GOAL OF THE EXERCISE - Go through the material below and copy each line where the word "xlabel" appears.

Structured figure records
## begin

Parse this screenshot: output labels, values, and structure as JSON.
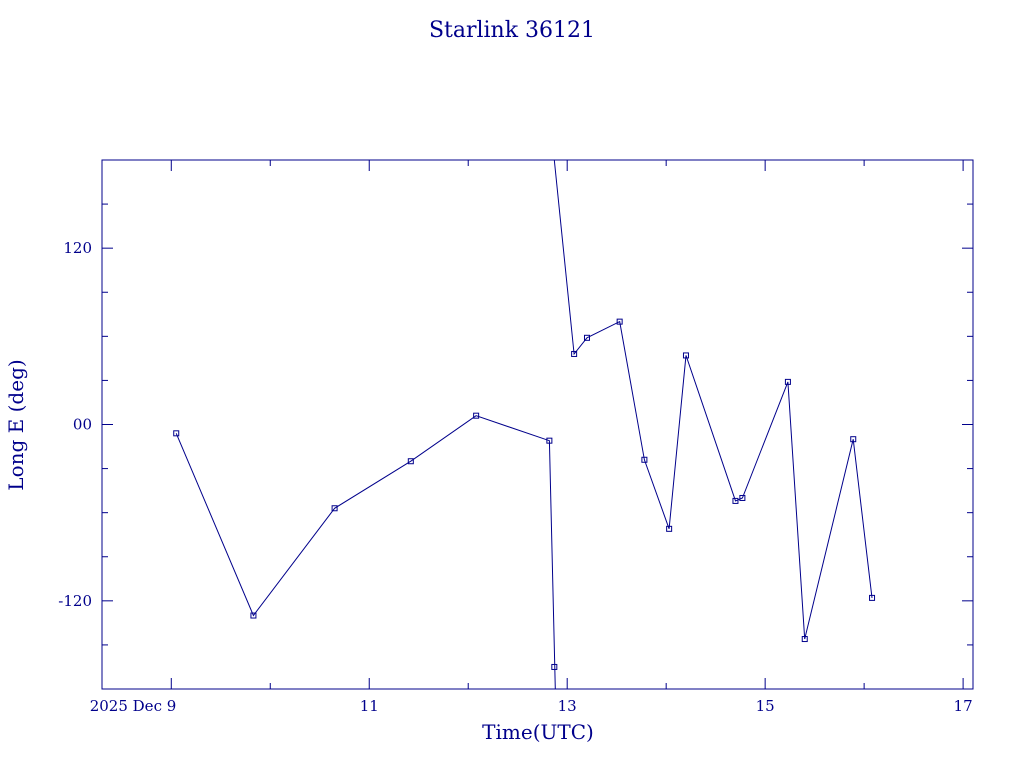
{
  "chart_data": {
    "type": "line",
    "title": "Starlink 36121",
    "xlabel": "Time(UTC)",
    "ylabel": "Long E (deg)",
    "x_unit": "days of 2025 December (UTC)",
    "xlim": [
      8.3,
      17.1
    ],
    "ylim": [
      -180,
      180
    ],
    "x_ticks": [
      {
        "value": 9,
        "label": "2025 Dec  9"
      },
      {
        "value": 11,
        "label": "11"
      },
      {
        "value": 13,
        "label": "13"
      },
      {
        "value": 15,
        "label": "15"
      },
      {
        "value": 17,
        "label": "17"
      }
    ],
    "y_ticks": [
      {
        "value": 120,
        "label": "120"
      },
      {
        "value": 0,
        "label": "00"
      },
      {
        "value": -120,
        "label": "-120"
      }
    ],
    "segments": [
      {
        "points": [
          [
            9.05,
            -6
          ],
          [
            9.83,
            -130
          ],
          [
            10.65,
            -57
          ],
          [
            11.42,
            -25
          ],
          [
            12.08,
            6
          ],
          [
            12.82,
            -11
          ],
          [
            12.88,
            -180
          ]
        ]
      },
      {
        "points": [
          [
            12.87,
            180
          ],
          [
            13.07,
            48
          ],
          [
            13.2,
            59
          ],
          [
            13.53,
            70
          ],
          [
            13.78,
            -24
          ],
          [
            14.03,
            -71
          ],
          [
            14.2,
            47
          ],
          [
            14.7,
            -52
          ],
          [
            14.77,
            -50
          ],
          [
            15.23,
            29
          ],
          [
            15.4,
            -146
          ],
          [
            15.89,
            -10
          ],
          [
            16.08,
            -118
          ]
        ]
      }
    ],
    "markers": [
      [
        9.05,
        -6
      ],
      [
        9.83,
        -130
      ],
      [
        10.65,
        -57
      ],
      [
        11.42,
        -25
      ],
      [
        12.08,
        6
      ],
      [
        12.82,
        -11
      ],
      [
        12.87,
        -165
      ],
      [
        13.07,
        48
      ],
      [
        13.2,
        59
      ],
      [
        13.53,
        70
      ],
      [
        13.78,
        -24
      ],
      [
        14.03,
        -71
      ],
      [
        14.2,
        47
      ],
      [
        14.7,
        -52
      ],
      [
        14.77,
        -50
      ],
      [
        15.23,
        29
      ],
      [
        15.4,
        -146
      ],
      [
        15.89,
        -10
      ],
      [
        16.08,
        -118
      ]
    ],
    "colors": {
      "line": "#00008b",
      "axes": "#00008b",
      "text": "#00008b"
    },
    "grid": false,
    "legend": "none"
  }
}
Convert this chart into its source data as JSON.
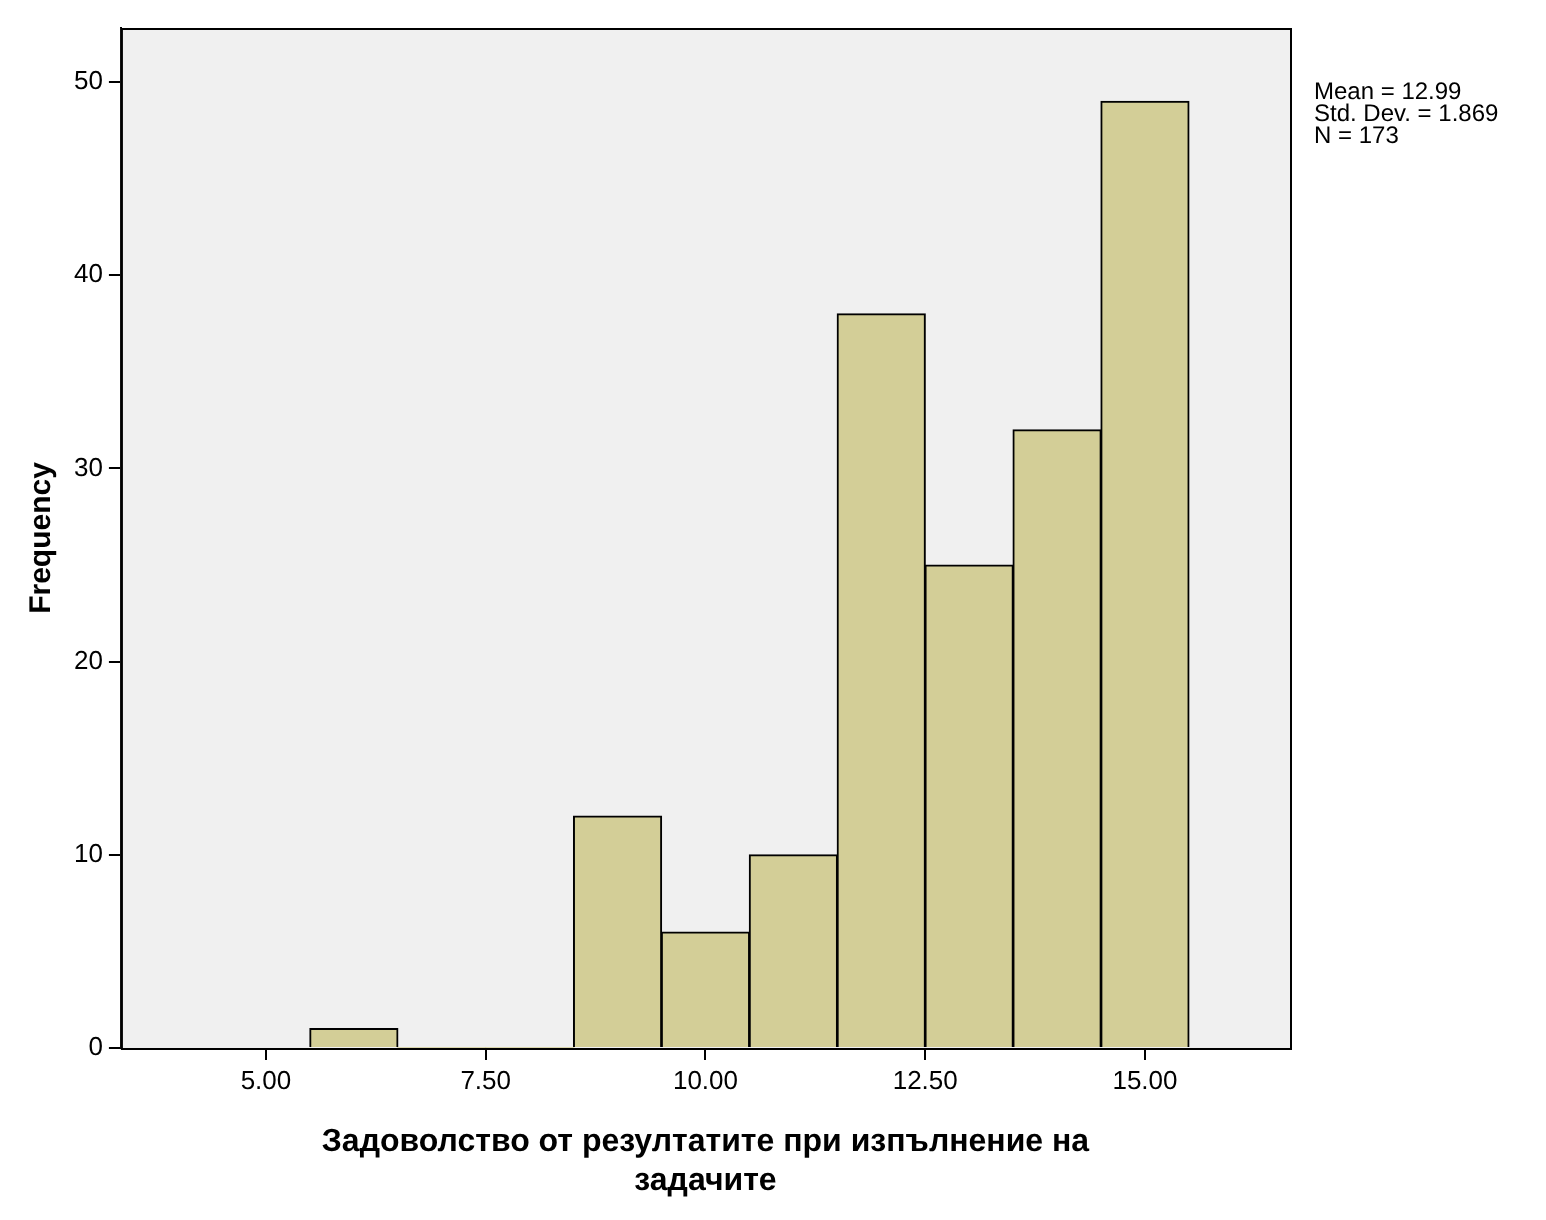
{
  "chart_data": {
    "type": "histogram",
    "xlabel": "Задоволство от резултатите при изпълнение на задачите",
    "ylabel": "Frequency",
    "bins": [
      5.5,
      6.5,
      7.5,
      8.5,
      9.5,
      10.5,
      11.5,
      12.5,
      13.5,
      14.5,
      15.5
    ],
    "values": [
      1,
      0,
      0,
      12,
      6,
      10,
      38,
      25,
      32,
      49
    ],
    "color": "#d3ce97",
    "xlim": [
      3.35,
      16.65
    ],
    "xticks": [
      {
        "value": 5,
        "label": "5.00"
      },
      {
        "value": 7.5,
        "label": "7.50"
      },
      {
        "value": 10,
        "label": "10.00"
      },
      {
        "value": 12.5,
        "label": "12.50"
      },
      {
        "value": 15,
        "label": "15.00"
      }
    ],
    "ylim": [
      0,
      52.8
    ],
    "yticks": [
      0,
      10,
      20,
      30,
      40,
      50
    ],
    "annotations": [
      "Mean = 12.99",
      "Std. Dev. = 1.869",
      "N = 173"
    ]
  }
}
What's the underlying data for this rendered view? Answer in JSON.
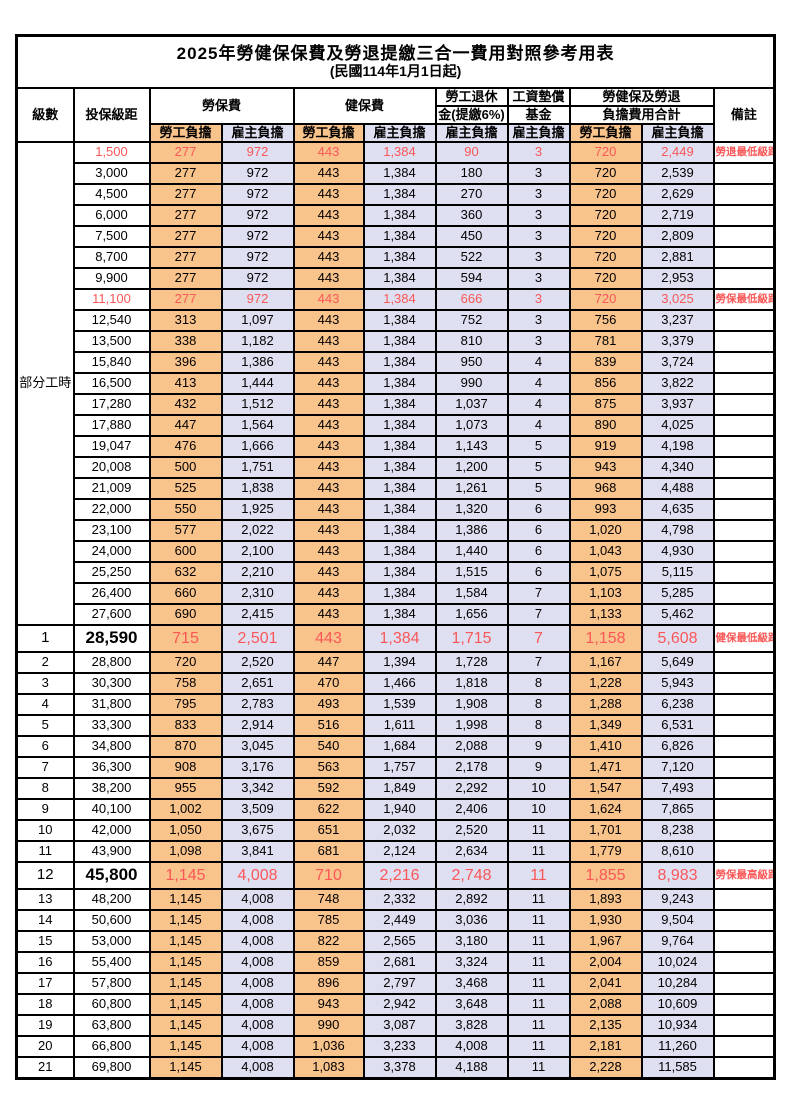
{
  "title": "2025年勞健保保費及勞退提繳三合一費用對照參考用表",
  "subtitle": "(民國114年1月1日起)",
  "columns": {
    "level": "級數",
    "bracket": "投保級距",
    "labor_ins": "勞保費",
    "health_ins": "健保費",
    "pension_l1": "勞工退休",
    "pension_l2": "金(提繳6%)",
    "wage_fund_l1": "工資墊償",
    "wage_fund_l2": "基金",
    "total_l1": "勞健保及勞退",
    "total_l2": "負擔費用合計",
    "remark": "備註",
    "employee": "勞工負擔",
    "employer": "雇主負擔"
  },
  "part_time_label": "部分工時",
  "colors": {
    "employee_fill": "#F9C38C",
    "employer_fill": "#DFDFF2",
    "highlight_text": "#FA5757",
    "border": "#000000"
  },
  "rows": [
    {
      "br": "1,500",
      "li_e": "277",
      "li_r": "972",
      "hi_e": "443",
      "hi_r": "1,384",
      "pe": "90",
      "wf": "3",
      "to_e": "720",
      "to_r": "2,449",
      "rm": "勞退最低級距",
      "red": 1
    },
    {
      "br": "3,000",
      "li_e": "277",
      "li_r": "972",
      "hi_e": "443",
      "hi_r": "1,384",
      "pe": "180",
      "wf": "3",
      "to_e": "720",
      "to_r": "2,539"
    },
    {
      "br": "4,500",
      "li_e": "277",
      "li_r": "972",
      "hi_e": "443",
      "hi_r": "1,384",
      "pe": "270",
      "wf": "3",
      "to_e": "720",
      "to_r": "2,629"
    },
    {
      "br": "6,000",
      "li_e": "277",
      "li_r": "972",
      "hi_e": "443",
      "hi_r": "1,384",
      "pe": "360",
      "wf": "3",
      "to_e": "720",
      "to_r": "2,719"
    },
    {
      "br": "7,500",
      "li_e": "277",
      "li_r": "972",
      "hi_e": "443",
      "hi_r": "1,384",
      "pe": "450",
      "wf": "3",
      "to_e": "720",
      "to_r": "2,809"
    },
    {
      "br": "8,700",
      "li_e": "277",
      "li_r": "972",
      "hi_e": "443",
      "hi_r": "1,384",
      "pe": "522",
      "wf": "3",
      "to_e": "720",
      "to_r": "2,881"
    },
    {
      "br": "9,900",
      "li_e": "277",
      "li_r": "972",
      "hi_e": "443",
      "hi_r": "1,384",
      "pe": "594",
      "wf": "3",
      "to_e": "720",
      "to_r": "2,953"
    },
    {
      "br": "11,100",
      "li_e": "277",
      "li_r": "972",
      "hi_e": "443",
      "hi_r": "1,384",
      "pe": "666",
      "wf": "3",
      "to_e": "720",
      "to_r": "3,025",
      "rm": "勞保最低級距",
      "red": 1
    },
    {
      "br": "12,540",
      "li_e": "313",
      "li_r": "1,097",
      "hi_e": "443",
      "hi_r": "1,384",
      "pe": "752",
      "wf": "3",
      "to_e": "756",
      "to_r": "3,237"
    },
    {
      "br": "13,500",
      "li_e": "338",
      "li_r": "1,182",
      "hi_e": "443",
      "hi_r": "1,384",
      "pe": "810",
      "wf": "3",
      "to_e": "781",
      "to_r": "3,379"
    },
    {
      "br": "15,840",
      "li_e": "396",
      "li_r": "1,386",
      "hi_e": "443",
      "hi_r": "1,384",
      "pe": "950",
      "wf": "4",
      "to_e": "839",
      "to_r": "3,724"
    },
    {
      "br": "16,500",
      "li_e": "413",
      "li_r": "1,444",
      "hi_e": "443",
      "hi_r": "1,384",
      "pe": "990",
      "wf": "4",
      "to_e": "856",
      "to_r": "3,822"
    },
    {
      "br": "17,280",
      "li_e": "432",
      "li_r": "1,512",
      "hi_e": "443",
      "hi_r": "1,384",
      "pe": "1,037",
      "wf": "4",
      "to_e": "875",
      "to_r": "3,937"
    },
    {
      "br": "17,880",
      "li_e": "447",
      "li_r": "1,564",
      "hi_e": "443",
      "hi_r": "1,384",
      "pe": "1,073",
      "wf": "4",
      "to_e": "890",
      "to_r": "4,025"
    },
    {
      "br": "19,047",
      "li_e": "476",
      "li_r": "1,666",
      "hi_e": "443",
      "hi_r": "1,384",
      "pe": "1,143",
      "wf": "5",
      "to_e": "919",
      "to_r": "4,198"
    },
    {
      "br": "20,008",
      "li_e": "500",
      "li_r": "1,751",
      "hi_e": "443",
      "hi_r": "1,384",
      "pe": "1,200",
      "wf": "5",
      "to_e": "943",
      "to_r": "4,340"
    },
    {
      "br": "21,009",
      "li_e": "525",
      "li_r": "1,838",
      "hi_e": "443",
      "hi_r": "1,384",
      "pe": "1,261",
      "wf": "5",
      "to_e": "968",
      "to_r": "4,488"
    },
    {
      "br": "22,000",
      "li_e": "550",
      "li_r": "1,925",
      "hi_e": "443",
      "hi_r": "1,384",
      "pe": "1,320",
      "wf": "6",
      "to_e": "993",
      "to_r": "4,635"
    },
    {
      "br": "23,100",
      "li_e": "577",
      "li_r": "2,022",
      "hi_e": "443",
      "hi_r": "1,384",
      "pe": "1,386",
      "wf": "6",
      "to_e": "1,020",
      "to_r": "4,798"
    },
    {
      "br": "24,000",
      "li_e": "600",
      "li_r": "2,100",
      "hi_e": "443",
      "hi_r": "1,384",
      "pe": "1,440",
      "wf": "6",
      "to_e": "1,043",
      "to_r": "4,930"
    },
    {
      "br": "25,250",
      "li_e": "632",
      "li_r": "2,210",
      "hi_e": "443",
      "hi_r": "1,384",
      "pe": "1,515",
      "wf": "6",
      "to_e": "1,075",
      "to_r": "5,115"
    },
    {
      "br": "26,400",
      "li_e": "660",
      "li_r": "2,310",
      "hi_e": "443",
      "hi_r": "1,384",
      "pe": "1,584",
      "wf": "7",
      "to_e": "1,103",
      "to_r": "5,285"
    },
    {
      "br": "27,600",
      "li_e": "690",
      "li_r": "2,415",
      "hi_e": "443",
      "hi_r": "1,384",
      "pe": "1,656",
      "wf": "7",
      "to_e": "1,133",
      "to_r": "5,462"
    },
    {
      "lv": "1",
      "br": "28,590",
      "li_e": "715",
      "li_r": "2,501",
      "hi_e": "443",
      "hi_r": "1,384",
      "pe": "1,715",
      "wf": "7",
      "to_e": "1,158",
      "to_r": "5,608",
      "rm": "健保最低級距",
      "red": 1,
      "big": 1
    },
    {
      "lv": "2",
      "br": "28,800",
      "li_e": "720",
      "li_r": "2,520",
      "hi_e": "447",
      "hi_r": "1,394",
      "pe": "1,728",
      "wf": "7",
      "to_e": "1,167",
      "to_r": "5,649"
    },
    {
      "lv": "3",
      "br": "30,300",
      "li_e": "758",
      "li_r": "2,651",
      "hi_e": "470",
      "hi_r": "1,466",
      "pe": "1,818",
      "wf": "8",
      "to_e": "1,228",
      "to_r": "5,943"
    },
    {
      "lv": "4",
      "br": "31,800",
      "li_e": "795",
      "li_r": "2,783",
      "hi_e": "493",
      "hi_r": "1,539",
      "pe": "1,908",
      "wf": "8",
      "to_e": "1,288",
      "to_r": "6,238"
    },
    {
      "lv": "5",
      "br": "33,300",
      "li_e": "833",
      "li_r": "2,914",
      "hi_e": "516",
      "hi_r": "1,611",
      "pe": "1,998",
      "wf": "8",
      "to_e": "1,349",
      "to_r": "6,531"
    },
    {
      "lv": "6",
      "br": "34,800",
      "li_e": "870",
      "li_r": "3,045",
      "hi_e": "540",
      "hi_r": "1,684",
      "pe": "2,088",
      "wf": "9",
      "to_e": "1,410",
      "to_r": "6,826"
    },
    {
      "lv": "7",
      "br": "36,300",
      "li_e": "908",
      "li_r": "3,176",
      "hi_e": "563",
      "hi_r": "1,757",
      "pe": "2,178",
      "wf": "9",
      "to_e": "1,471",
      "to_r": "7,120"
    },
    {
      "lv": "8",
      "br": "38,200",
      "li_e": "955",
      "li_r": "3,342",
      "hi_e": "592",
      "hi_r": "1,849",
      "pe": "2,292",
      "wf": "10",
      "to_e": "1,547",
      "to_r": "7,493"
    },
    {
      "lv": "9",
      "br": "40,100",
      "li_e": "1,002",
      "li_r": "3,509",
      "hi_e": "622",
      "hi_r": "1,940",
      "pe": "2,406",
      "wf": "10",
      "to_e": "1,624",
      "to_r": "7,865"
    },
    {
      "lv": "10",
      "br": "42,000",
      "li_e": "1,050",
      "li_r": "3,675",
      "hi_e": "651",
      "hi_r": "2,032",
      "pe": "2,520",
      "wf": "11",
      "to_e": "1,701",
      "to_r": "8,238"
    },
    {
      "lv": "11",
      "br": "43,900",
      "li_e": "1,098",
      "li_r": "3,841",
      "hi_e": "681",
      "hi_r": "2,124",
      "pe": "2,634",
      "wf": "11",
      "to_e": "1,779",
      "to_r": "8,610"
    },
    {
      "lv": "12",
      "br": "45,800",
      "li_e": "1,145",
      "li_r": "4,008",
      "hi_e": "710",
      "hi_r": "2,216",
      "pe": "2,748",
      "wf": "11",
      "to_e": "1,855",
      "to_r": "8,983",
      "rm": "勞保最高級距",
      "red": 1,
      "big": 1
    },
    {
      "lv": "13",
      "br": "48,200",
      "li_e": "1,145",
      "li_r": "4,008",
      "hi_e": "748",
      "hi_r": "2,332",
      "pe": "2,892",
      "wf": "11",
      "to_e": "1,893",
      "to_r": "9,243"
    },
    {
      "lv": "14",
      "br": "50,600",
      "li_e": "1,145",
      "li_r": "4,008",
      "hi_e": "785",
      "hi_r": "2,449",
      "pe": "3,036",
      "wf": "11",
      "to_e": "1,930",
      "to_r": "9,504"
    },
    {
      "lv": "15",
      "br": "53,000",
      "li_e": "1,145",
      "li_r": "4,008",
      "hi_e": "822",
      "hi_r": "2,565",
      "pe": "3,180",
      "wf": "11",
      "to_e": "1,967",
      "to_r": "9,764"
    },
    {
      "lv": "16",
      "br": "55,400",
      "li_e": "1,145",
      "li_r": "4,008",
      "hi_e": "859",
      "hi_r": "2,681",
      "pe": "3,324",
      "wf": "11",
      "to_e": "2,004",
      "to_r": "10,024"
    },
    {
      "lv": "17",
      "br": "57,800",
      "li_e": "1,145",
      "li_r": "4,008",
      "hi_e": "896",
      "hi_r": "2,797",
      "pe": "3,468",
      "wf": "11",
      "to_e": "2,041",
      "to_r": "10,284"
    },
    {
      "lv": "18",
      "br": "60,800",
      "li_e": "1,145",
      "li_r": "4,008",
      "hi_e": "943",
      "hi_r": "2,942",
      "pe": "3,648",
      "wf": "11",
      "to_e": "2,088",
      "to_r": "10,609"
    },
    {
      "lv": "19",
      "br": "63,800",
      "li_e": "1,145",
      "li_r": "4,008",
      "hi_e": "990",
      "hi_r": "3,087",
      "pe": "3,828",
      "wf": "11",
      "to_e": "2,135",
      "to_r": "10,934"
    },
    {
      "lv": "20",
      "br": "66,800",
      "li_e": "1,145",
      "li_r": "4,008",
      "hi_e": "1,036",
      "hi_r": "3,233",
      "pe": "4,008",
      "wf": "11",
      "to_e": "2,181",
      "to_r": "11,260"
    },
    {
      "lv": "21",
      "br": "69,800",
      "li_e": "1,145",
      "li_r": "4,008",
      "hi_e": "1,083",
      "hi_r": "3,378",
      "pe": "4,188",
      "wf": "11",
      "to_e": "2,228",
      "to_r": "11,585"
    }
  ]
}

## end

ANSWER IN FULL -
    "xlabel": "Time(UTC)",
    "xlabel": "Задоволство от резултатите при изпълнение на задачите",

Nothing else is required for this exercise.